§ **PROBLEM STATEMENT**: Copy out every line that contains the word "Solubility".

[Dataset entries]
▽
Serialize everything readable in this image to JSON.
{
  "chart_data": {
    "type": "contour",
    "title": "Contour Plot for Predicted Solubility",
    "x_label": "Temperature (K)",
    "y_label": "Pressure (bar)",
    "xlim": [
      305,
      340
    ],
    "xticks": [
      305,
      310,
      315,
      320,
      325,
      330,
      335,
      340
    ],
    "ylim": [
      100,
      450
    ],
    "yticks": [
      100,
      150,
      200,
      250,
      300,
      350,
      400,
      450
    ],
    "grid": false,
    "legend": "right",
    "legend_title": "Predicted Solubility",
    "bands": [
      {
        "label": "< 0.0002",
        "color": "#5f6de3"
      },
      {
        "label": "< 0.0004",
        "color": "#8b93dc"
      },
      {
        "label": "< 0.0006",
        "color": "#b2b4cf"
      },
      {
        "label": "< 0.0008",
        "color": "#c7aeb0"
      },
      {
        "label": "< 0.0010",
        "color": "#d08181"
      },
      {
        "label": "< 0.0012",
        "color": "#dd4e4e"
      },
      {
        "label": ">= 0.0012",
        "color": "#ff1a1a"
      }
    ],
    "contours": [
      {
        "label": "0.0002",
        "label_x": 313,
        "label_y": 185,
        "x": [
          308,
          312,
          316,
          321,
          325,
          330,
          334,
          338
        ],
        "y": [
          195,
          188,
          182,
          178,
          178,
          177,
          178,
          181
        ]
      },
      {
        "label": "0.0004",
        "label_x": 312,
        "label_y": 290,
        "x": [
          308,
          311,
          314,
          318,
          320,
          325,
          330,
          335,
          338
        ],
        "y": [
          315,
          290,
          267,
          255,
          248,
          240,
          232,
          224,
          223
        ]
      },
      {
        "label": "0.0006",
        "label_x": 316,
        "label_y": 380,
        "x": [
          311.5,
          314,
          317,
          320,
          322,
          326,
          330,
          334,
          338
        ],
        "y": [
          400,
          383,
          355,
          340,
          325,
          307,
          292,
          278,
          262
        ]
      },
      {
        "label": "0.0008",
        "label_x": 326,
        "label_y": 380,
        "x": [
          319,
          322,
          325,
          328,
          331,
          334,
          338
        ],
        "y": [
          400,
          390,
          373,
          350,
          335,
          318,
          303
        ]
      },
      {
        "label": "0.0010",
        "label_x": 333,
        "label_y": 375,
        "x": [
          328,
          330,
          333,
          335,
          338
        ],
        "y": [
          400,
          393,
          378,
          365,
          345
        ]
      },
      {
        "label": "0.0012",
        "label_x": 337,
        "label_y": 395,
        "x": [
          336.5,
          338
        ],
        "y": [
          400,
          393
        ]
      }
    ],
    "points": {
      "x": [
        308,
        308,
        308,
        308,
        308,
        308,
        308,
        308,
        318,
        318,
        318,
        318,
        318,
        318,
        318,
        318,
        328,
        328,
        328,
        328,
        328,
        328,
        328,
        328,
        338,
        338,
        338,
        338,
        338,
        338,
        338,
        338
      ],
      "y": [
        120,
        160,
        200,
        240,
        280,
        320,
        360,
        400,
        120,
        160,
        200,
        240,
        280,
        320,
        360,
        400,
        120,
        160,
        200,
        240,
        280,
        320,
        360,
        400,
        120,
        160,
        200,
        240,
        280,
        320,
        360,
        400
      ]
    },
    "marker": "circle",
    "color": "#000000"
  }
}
△
§ **REPLY**:
    "title": "Contour Plot for Predicted Solubility",
    "legend_title": "Predicted Solubility",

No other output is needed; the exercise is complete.